_Records for processing_
"""

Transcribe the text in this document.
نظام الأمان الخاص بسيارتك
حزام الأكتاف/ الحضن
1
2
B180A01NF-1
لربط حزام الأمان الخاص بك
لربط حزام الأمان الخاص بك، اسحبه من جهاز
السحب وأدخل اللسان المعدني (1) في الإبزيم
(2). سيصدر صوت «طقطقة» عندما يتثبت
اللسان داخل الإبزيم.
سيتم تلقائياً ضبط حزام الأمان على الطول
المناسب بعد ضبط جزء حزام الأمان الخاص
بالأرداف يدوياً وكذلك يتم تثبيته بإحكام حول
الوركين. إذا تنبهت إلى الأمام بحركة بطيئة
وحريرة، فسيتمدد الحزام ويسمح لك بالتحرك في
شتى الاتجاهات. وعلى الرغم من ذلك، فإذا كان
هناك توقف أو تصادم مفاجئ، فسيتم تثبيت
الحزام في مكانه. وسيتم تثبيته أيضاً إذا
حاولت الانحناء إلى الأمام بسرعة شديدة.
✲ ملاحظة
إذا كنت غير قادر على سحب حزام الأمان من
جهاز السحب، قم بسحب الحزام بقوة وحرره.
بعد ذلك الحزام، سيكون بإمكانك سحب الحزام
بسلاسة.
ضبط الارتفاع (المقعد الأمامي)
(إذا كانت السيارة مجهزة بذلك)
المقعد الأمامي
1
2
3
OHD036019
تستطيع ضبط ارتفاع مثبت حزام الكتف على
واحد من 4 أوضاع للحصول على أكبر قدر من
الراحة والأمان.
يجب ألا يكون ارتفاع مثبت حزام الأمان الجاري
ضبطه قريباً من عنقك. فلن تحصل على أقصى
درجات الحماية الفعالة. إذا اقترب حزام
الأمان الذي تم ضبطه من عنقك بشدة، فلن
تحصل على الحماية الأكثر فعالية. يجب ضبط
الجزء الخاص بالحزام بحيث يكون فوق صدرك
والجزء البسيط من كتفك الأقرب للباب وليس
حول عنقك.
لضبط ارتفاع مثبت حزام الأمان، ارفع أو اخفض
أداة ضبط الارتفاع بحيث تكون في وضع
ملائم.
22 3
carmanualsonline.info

"""

The entries above must be returned in full, exactly as shown.

_Problem solution_
Transcribe the text in this document.
نظام الأمان الخاص بسيارتك
حزام الأكتاف/ الحضن
1
2
B180A01NF-1
لربط حزام الأمان الخاص بك
لربط حزام الأمان الخاص بك، اسحبه من جهاز
السحب وأدخل اللسان المعدني (1) في الإبزيم
(2). سيصدر صوت «طقطقة» عندما يتثبت
اللسان داخل الإبزيم.
سيتم تلقائياً ضبط حزام الأمان على الطول
المناسب بعد ضبط جزء حزام الأمان الخاص
بالأرداف يدوياً وكذلك يتم تثبيته بإحكام حول
الوركين. إذا تنبهت إلى الأمام بحركة بطيئة
وحريرة، فسيتمدد الحزام ويسمح لك بالتحرك في
شتى الاتجاهات. وعلى الرغم من ذلك، فإذا كان
هناك توقف أو تصادم مفاجئ، فسيتم تثبيت
الحزام في مكانه. وسيتم تثبيته أيضاً إذا
حاولت الانحناء إلى الأمام بسرعة شديدة.
✲ ملاحظة
إذا كنت غير قادر على سحب حزام الأمان من
جهاز السحب، قم بسحب الحزام بقوة وحرره.
بعد ذلك الحزام، سيكون بإمكانك سحب الحزام
بسلاسة.
ضبط الارتفاع (المقعد الأمامي)
(إذا كانت السيارة مجهزة بذلك)
المقعد الأمامي
1
2
3
OHD036019
تستطيع ضبط ارتفاع مثبت حزام الكتف على
واحد من 4 أوضاع للحصول على أكبر قدر من
الراحة والأمان.
يجب ألا يكون ارتفاع مثبت حزام الأمان الجاري
ضبطه قريباً من عنقك. فلن تحصل على أقصى
درجات الحماية الفعالة. إذا اقترب حزام
الأمان الذي تم ضبطه من عنقك بشدة، فلن
تحصل على الحماية الأكثر فعالية. يجب ضبط
الجزء الخاص بالحزام بحيث يكون فوق صدرك
والجزء البسيط من كتفك الأقرب للباب وليس
حول عنقك.
لضبط ارتفاع مثبت حزام الأمان، ارفع أو اخفض
أداة ضبط الارتفاع بحيث تكون في وضع
ملائم.
22 3
carmanualsonline.info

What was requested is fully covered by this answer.